§ **Objective**
Can you write out the items below again, swapping "bbox" for "bounding box", with nothing else changed and the pictures left out?

§ **Information provided**
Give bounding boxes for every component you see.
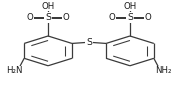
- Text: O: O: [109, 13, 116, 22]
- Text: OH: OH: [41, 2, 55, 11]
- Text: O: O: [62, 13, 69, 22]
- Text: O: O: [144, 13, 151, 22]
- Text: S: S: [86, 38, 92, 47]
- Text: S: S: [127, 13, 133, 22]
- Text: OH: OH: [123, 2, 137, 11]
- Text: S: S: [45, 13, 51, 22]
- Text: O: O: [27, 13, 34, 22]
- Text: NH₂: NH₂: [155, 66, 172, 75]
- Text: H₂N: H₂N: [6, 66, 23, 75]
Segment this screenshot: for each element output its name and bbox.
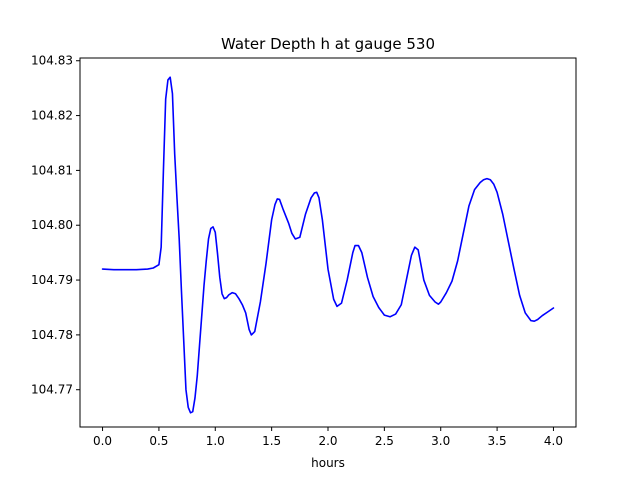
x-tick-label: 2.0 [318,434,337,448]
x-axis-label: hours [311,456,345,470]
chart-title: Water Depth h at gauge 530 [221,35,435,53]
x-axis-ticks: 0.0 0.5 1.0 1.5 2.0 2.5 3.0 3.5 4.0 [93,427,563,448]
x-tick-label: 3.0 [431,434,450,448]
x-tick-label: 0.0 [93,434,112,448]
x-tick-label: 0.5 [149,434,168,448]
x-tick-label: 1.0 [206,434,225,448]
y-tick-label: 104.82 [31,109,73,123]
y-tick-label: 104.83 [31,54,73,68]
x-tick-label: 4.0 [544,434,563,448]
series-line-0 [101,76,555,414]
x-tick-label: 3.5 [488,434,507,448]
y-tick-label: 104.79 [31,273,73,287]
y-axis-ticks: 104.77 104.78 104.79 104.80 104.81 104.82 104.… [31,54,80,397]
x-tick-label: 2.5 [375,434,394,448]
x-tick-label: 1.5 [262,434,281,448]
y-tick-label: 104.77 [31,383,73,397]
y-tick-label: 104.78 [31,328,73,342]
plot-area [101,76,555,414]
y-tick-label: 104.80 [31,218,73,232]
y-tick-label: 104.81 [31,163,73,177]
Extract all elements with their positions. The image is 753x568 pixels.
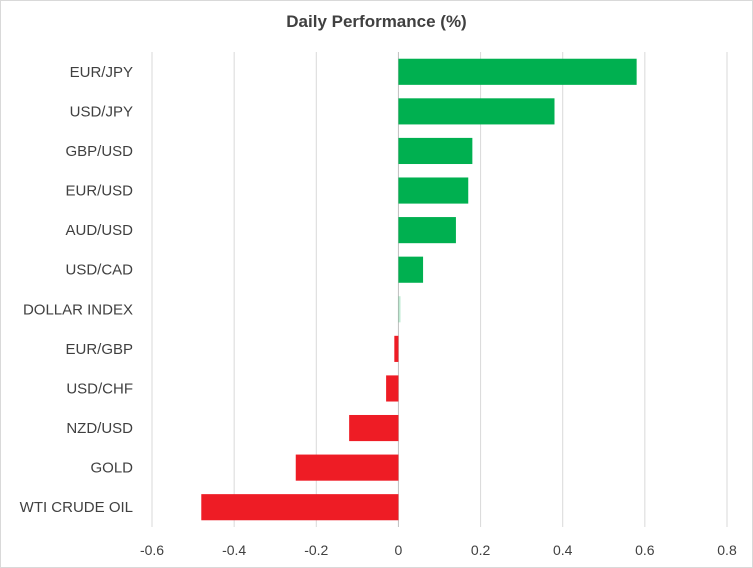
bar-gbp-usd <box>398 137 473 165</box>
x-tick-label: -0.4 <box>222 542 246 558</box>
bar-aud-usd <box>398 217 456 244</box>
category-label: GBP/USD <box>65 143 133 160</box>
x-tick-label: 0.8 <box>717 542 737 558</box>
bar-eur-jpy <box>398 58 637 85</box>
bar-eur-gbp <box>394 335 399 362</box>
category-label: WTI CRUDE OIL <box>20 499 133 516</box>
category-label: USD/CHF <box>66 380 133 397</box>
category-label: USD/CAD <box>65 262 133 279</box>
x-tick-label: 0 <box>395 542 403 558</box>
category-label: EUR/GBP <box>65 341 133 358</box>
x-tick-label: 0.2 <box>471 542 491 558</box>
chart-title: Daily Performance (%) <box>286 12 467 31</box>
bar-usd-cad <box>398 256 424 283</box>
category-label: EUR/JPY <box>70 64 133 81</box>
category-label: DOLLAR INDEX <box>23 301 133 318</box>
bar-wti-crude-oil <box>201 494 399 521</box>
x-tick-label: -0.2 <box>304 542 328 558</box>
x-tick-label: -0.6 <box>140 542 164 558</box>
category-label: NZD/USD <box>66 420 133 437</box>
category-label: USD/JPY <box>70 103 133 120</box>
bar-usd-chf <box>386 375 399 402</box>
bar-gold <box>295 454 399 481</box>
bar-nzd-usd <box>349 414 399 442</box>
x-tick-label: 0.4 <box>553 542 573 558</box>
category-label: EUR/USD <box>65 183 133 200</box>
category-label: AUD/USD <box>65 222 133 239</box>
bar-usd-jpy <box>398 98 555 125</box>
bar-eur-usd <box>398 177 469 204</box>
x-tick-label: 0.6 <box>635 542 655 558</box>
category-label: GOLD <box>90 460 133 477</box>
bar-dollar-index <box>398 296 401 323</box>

§ **Reply to the task**
Give bounding boxes for every component you see.
- Text: O: O: [109, 13, 116, 22]
- Text: OH: OH: [41, 2, 55, 11]
- Text: O: O: [62, 13, 69, 22]
- Text: O: O: [144, 13, 151, 22]
- Text: S: S: [86, 38, 92, 47]
- Text: S: S: [127, 13, 133, 22]
- Text: OH: OH: [123, 2, 137, 11]
- Text: S: S: [45, 13, 51, 22]
- Text: O: O: [27, 13, 34, 22]
- Text: NH₂: NH₂: [155, 66, 172, 75]
- Text: H₂N: H₂N: [6, 66, 23, 75]
Segment this screenshot: for each element output its name and bounding box.
x-tick-label: 2.0 [318,434,337,448]
x-axis-label: hours [311,456,345,470]
chart-title: Water Depth h at gauge 530 [221,35,435,53]
x-axis-ticks: 0.0 0.5 1.0 1.5 2.0 2.5 3.0 3.5 4.0 [93,427,563,448]
x-tick-label: 3.0 [431,434,450,448]
x-tick-label: 0.0 [93,434,112,448]
x-tick-label: 0.5 [149,434,168,448]
x-tick-label: 1.0 [206,434,225,448]
y-tick-label: 104.82 [31,109,73,123]
y-tick-label: 104.83 [31,54,73,68]
x-tick-label: 4.0 [544,434,563,448]
series-line-0 [101,76,555,414]
x-tick-label: 3.5 [488,434,507,448]
y-tick-label: 104.79 [31,273,73,287]
y-axis-ticks: 104.77 104.78 104.79 104.80 104.81 104.82 104.… [31,54,80,397]
x-tick-label: 2.5 [375,434,394,448]
x-tick-label: 1.5 [262,434,281,448]
y-tick-label: 104.77 [31,383,73,397]
y-tick-label: 104.78 [31,328,73,342]
plot-area [101,76,555,414]
y-tick-label: 104.80 [31,218,73,232]
y-tick-label: 104.81 [31,163,73,177]
Extract all elements with their positions. The image is 753x568 pixels.
bar-gbp-usd <box>398 137 473 165</box>
x-tick-label: -0.4 <box>222 542 246 558</box>
bar-aud-usd <box>398 217 456 244</box>
category-label: GBP/USD <box>65 143 133 160</box>
x-tick-label: 0.8 <box>717 542 737 558</box>
bar-eur-jpy <box>398 58 637 85</box>
bar-eur-gbp <box>394 335 399 362</box>
category-label: WTI CRUDE OIL <box>20 499 133 516</box>
category-label: USD/CHF <box>66 380 133 397</box>
category-label: USD/CAD <box>65 262 133 279</box>
x-tick-label: 0 <box>395 542 403 558</box>
category-label: EUR/GBP <box>65 341 133 358</box>
x-tick-label: 0.2 <box>471 542 491 558</box>
chart-title: Daily Performance (%) <box>286 12 467 31</box>
bar-usd-cad <box>398 256 424 283</box>
category-label: EUR/JPY <box>70 64 133 81</box>
category-label: DOLLAR INDEX <box>23 301 133 318</box>
bar-wti-crude-oil <box>201 494 399 521</box>
x-tick-label: -0.2 <box>304 542 328 558</box>
x-tick-label: -0.6 <box>140 542 164 558</box>
category-label: NZD/USD <box>66 420 133 437</box>
category-label: USD/JPY <box>70 103 133 120</box>
bar-usd-chf <box>386 375 399 402</box>
bar-gold <box>295 454 399 481</box>
bar-nzd-usd <box>349 414 399 442</box>
x-tick-label: 0.4 <box>553 542 573 558</box>
category-label: EUR/USD <box>65 183 133 200</box>
category-label: AUD/USD <box>65 222 133 239</box>
bar-usd-jpy <box>398 98 555 125</box>
bar-eur-usd <box>398 177 469 204</box>
x-tick-label: 0.6 <box>635 542 655 558</box>
category-label: GOLD <box>90 460 133 477</box>
bar-dollar-index <box>398 296 401 323</box>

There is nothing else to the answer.